### Task description
Every line of the material that follows must be printed again exactly.

___ Dataset extract ___

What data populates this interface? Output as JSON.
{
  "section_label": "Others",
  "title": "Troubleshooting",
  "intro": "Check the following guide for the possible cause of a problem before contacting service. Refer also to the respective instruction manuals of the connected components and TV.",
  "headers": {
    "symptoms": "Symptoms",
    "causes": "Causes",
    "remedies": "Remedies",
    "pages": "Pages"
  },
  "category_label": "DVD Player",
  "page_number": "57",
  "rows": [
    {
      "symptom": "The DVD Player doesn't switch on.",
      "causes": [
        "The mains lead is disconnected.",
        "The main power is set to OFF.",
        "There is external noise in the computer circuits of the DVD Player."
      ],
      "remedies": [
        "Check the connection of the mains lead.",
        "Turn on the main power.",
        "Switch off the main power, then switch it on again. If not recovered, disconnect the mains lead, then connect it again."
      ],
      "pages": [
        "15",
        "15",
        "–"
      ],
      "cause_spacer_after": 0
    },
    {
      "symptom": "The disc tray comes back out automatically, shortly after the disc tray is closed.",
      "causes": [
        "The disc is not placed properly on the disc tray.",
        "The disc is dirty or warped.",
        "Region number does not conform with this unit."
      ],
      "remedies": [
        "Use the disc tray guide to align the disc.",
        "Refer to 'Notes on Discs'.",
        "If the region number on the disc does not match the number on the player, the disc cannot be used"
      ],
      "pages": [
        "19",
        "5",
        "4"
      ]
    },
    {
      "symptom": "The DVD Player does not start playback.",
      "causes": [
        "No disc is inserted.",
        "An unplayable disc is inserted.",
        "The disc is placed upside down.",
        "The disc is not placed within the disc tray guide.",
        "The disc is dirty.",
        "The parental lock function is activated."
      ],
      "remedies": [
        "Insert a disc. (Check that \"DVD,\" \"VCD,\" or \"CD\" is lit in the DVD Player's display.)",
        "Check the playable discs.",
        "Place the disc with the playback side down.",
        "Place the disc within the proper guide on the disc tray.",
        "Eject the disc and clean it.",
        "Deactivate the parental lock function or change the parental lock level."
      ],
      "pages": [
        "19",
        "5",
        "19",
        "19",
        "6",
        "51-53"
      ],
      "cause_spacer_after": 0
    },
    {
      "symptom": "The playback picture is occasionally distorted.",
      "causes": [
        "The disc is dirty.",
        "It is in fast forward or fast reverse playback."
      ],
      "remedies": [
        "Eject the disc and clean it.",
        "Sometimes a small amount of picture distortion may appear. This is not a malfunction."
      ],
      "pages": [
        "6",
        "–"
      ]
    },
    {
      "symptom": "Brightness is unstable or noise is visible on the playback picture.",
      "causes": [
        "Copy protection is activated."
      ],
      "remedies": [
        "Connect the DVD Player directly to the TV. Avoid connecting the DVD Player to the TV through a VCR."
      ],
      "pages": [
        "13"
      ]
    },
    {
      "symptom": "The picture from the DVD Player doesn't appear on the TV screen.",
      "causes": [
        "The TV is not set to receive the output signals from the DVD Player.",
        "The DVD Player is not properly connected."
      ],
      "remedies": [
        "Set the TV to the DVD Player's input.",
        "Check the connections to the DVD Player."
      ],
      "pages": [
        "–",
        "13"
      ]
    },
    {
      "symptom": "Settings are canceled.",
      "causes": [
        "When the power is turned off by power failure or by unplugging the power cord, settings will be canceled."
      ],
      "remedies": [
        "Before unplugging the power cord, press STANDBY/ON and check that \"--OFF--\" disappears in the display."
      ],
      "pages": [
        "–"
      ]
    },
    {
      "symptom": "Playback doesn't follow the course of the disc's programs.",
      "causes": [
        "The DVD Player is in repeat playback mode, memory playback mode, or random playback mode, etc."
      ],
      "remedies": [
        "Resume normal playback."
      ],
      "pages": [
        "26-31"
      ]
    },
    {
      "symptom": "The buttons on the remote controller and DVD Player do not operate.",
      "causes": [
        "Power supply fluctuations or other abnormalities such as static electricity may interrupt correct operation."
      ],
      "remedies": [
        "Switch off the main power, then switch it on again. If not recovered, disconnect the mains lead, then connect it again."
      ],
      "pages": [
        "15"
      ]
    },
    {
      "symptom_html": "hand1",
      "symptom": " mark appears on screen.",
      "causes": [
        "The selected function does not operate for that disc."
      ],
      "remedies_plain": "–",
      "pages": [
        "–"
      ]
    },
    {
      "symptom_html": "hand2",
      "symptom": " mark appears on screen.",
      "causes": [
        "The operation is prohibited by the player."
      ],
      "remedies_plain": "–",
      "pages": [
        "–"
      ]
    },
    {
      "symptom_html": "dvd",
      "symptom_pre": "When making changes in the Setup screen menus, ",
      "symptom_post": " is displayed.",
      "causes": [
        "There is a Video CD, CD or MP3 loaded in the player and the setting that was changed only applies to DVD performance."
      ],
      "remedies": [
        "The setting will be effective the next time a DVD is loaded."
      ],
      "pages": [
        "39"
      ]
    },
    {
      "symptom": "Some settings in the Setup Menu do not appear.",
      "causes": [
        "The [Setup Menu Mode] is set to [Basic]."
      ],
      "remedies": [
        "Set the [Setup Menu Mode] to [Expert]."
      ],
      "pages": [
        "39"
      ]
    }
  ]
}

___

### Task answer
What data populates this interface? Output as JSON.
{
  "section_label": "Others",
  "title": "Troubleshooting",
  "intro": "Check the following guide for the possible cause of a problem before contacting service. Refer also to the respective instruction manuals of the connected components and TV.",
  "headers": {
    "symptoms": "Symptoms",
    "causes": "Causes",
    "remedies": "Remedies",
    "pages": "Pages"
  },
  "category_label": "DVD Player",
  "page_number": "57",
  "rows": [
    {
      "symptom": "The DVD Player doesn't switch on.",
      "causes": [
        "The mains lead is disconnected.",
        "The main power is set to OFF.",
        "There is external noise in the computer circuits of the DVD Player."
      ],
      "remedies": [
        "Check the connection of the mains lead.",
        "Turn on the main power.",
        "Switch off the main power, then switch it on again. If not recovered, disconnect the mains lead, then connect it again."
      ],
      "pages": [
        "15",
        "15",
        "–"
      ],
      "cause_spacer_after": 0
    },
    {
      "symptom": "The disc tray comes back out automatically, shortly after the disc tray is closed.",
      "causes": [
        "The disc is not placed properly on the disc tray.",
        "The disc is dirty or warped.",
        "Region number does not conform with this unit."
      ],
      "remedies": [
        "Use the disc tray guide to align the disc.",
        "Refer to 'Notes on Discs'.",
        "If the region number on the disc does not match the number on the player, the disc cannot be used"
      ],
      "pages": [
        "19",
        "5",
        "4"
      ]
    },
    {
      "symptom": "The DVD Player does not start playback.",
      "causes": [
        "No disc is inserted.",
        "An unplayable disc is inserted.",
        "The disc is placed upside down.",
        "The disc is not placed within the disc tray guide.",
        "The disc is dirty.",
        "The parental lock function is activated."
      ],
      "remedies": [
        "Insert a disc. (Check that \"DVD,\" \"VCD,\" or \"CD\" is lit in the DVD Player's display.)",
        "Check the playable discs.",
        "Place the disc with the playback side down.",
        "Place the disc within the proper guide on the disc tray.",
        "Eject the disc and clean it.",
        "Deactivate the parental lock function or change the parental lock level."
      ],
      "pages": [
        "19",
        "5",
        "19",
        "19",
        "6",
        "51-53"
      ],
      "cause_spacer_after": 0
    },
    {
      "symptom": "The playback picture is occasionally distorted.",
      "causes": [
        "The disc is dirty.",
        "It is in fast forward or fast reverse playback."
      ],
      "remedies": [
        "Eject the disc and clean it.",
        "Sometimes a small amount of picture distortion may appear. This is not a malfunction."
      ],
      "pages": [
        "6",
        "–"
      ]
    },
    {
      "symptom": "Brightness is unstable or noise is visible on the playback picture.",
      "causes": [
        "Copy protection is activated."
      ],
      "remedies": [
        "Connect the DVD Player directly to the TV. Avoid connecting the DVD Player to the TV through a VCR."
      ],
      "pages": [
        "13"
      ]
    },
    {
      "symptom": "The picture from the DVD Player doesn't appear on the TV screen.",
      "causes": [
        "The TV is not set to receive the output signals from the DVD Player.",
        "The DVD Player is not properly connected."
      ],
      "remedies": [
        "Set the TV to the DVD Player's input.",
        "Check the connections to the DVD Player."
      ],
      "pages": [
        "–",
        "13"
      ]
    },
    {
      "symptom": "Settings are canceled.",
      "causes": [
        "When the power is turned off by power failure or by unplugging the power cord, settings will be canceled."
      ],
      "remedies": [
        "Before unplugging the power cord, press STANDBY/ON and check that \"--OFF--\" disappears in the display."
      ],
      "pages": [
        "–"
      ]
    },
    {
      "symptom": "Playback doesn't follow the course of the disc's programs.",
      "causes": [
        "The DVD Player is in repeat playback mode, memory playback mode, or random playback mode, etc."
      ],
      "remedies": [
        "Resume normal playback."
      ],
      "pages": [
        "26-31"
      ]
    },
    {
      "symptom": "The buttons on the remote controller and DVD Player do not operate.",
      "causes": [
        "Power supply fluctuations or other abnormalities such as static electricity may interrupt correct operation."
      ],
      "remedies": [
        "Switch off the main power, then switch it on again. If not recovered, disconnect the mains lead, then connect it again."
      ],
      "pages": [
        "15"
      ]
    },
    {
      "symptom_html": "hand1",
      "symptom": " mark appears on screen.",
      "causes": [
        "The selected function does not operate for that disc."
      ],
      "remedies_plain": "–",
      "pages": [
        "–"
      ]
    },
    {
      "symptom_html": "hand2",
      "symptom": " mark appears on screen.",
      "causes": [
        "The operation is prohibited by the player."
      ],
      "remedies_plain": "–",
      "pages": [
        "–"
      ]
    },
    {
      "symptom_html": "dvd",
      "symptom_pre": "When making changes in the Setup screen menus, ",
      "symptom_post": " is displayed.",
      "causes": [
        "There is a Video CD, CD or MP3 loaded in the player and the setting that was changed only applies to DVD performance."
      ],
      "remedies": [
        "The setting will be effective the next time a DVD is loaded."
      ],
      "pages": [
        "39"
      ]
    },
    {
      "symptom": "Some settings in the Setup Menu do not appear.",
      "causes": [
        "The [Setup Menu Mode] is set to [Basic]."
      ],
      "remedies": [
        "Set the [Setup Menu Mode] to [Expert]."
      ],
      "pages": [
        "39"
      ]
    }
  ]
}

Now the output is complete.